═══ Listed entries ═══

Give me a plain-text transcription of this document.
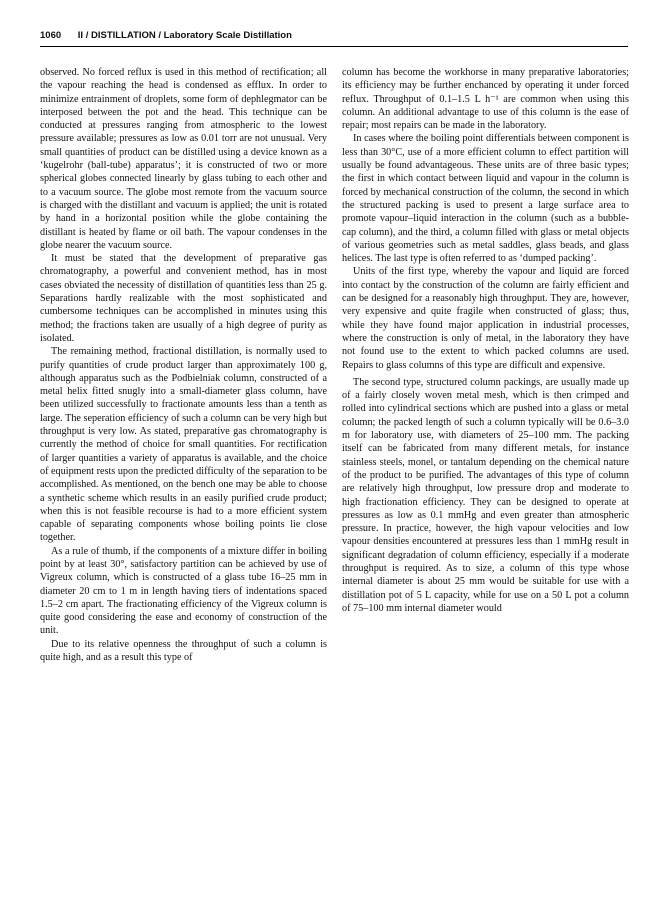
1060 II / DISTILLATION / Laboratory Scale Distillation

observed. No forced reflux is used in this method of rectification; all the vapour reaching the head is condensed as efflux. In order to minimize entrainment of droplets, some form of dephlegmator can be interposed between the pot and the head. This technique can be conducted at pressures ranging from atmospheric to the lowest pressure available; pressures as low as 0.01 torr are not unusual. Very small quantities of product can be distilled using a device known as a ‘kugelrohr (ball-tube) apparatus’; it is constructed of two or more spherical globes connected linearly by glass tubing to each other and to a vacuum source. The globe most remote from the vacuum source is charged with the distillant and vacuum is applied; the unit is rotated by hand in a horizontal position while the globe containing the distillant is heated by flame or oil bath. The vapour condenses in the globe nearer the vacuum source.

It must be stated that the development of preparative gas chromatography, a powerful and convenient method, has in most cases obviated the necessity of distillation of quantities less than 25 g. Separations hardly realizable with the most sophisticated and cumbersome techniques can be accomplished in minutes using this method; the fractions taken are usually of a high degree of purity as isolated.

The remaining method, fractional distillation, is normally used to purify quantities of crude product larger than approximately 100 g, although apparatus such as the Podbielniak column, constructed of a metal helix fitted snugly into a small-diameter glass column, have been utilized successfully to fractionate amounts less than a tenth as large. The seperation efficiency of such a column can be very high but throughput is very low. As stated, preparative gas chromatography is currently the method of choice for small quantities. For rectification of larger quantities a variety of apparatus is available, and the choice of equipment rests upon the predicted difficulty of the separation to be accomplished. As mentioned, on the bench one may be able to choose a synthetic scheme which results in an easily purified crude product; when this is not feasible recourse is had to a more efficient system capable of separating components whose boiling points lie close together.

As a rule of thumb, if the components of a mixture differ in boiling point by at least 30°, satisfactory partition can be achieved by use of Vigreux column, which is constructed of a glass tube 16–25 mm in diameter 20 cm to 1 m in length having tiers of indentations spaced 1.5–2 cm apart. The fractionating efficiency of the Vigreux column is quite good considering the ease and economy of construction of the unit.

Due to its relative openness the throughput of such a column is quite high, and as a result this type of

column has become the workhorse in many preparative laboratories; its efficiency may be further enchanced by operating it under forced reflux. Throughput of 0.1–1.5 L h⁻¹ are common when using this column. An additional advantage to use of this column is the ease of repair; most repairs can be made in the laboratory.

In cases where the boiling point differentials between component is less than 30°C, use of a more efficient column to effect partition will usually be found advantageous. These units are of three basic types; the first in which contact between liquid and vapour in the column is forced by mechanical construction of the column, the second in which the structured packing is used to present a large surface area to promote vapour–liquid interaction in the column (such as a bubble-cap column), and the third, a column filled with glass or metal objects of various geometries such as metal saddles, glass beads, and glass helices. The last type is often referred to as ‘dumped packing’.

Units of the first type, whereby the vapour and liquid are forced into contact by the construction of the column are fairly efficient and can be designed for a reasonably high throughput. They are, however, very expensive and quite fragile when constructed of glass; thus, while they have found major application in industrial processes, where the construction is only of metal, in the laboratory they have not found use to the extent to which packed columns are used. Repairs to glass columns of this type are difficult and expensive.

The second type, structured column packings, are usually made up of a fairly closely woven metal mesh, which is then crimped and rolled into cylindrical sections which are pushed into a glass or metal column; the packed length of such a column typically will be 0.6–3.0 m for laboratory use, with diameters of 25–100 mm. The packing itself can be fabricated from many different metals, for instance stainless steels, monel, or tantalum depending on the chemical nature of the product to be purified. The advantages of this type of column are relatively high throughput, low pressure drop and moderate to high fractionation efficiency. They can be designed to operate at pressures as low as 0.1 mmHg and even greater than atmospheric pressure. In practice, however, the high vapour velocities and low vapour densities encountered at pressures less than 1 mmHg result in significant degradation of column efficiency, especially if a moderate throughput is required. As to size, a column of this type whose internal diameter is about 25 mm would be suitable for use with a distillation pot of 5 L capacity, while for use on a 50 L pot a column of 75–100 mm internal diameter would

═══

Pictures don't belong in the copy. Restate all the entries exactly.

Give me a plain-text transcription of this document.
1060 II / DISTILLATION / Laboratory Scale Distillation

observed. No forced reflux is used in this method of rectification; all the vapour reaching the head is condensed as efflux. In order to minimize entrainment of droplets, some form of dephlegmator can be interposed between the pot and the head. This technique can be conducted at pressures ranging from atmospheric to the lowest pressure available; pressures as low as 0.01 torr are not unusual. Very small quantities of product can be distilled using a device known as a ‘kugelrohr (ball-tube) apparatus’; it is constructed of two or more spherical globes connected linearly by glass tubing to each other and to a vacuum source. The globe most remote from the vacuum source is charged with the distillant and vacuum is applied; the unit is rotated by hand in a horizontal position while the globe containing the distillant is heated by flame or oil bath. The vapour condenses in the globe nearer the vacuum source.

It must be stated that the development of preparative gas chromatography, a powerful and convenient method, has in most cases obviated the necessity of distillation of quantities less than 25 g. Separations hardly realizable with the most sophisticated and cumbersome techniques can be accomplished in minutes using this method; the fractions taken are usually of a high degree of purity as isolated.

The remaining method, fractional distillation, is normally used to purify quantities of crude product larger than approximately 100 g, although apparatus such as the Podbielniak column, constructed of a metal helix fitted snugly into a small-diameter glass column, have been utilized successfully to fractionate amounts less than a tenth as large. The seperation efficiency of such a column can be very high but throughput is very low. As stated, preparative gas chromatography is currently the method of choice for small quantities. For rectification of larger quantities a variety of apparatus is available, and the choice of equipment rests upon the predicted difficulty of the separation to be accomplished. As mentioned, on the bench one may be able to choose a synthetic scheme which results in an easily purified crude product; when this is not feasible recourse is had to a more efficient system capable of separating components whose boiling points lie close together.

As a rule of thumb, if the components of a mixture differ in boiling point by at least 30°, satisfactory partition can be achieved by use of Vigreux column, which is constructed of a glass tube 16–25 mm in diameter 20 cm to 1 m in length having tiers of indentations spaced 1.5–2 cm apart. The fractionating efficiency of the Vigreux column is quite good considering the ease and economy of construction of the unit.

Due to its relative openness the throughput of such a column is quite high, and as a result this type of

column has become the workhorse in many preparative laboratories; its efficiency may be further enchanced by operating it under forced reflux. Throughput of 0.1–1.5 L h⁻¹ are common when using this column. An additional advantage to use of this column is the ease of repair; most repairs can be made in the laboratory.

In cases where the boiling point differentials between component is less than 30°C, use of a more efficient column to effect partition will usually be found advantageous. These units are of three basic types; the first in which contact between liquid and vapour in the column is forced by mechanical construction of the column, the second in which the structured packing is used to present a large surface area to promote vapour–liquid interaction in the column (such as a bubble-cap column), and the third, a column filled with glass or metal objects of various geometries such as metal saddles, glass beads, and glass helices. The last type is often referred to as ‘dumped packing’.

Units of the first type, whereby the vapour and liquid are forced into contact by the construction of the column are fairly efficient and can be designed for a reasonably high throughput. They are, however, very expensive and quite fragile when constructed of glass; thus, while they have found major application in industrial processes, where the construction is only of metal, in the laboratory they have not found use to the extent to which packed columns are used. Repairs to glass columns of this type are difficult and expensive.

The second type, structured column packings, are usually made up of a fairly closely woven metal mesh, which is then crimped and rolled into cylindrical sections which are pushed into a glass or metal column; the packed length of such a column typically will be 0.6–3.0 m for laboratory use, with diameters of 25–100 mm. The packing itself can be fabricated from many different metals, for instance stainless steels, monel, or tantalum depending on the chemical nature of the product to be purified. The advantages of this type of column are relatively high throughput, low pressure drop and moderate to high fractionation efficiency. They can be designed to operate at pressures as low as 0.1 mmHg and even greater than atmospheric pressure. In practice, however, the high vapour velocities and low vapour densities encountered at pressures less than 1 mmHg result in significant degradation of column efficiency, especially if a moderate throughput is required. As to size, a column of this type whose internal diameter is about 25 mm would be suitable for use with a distillation pot of 5 L capacity, while for use on a 50 L pot a column of 75–100 mm internal diameter would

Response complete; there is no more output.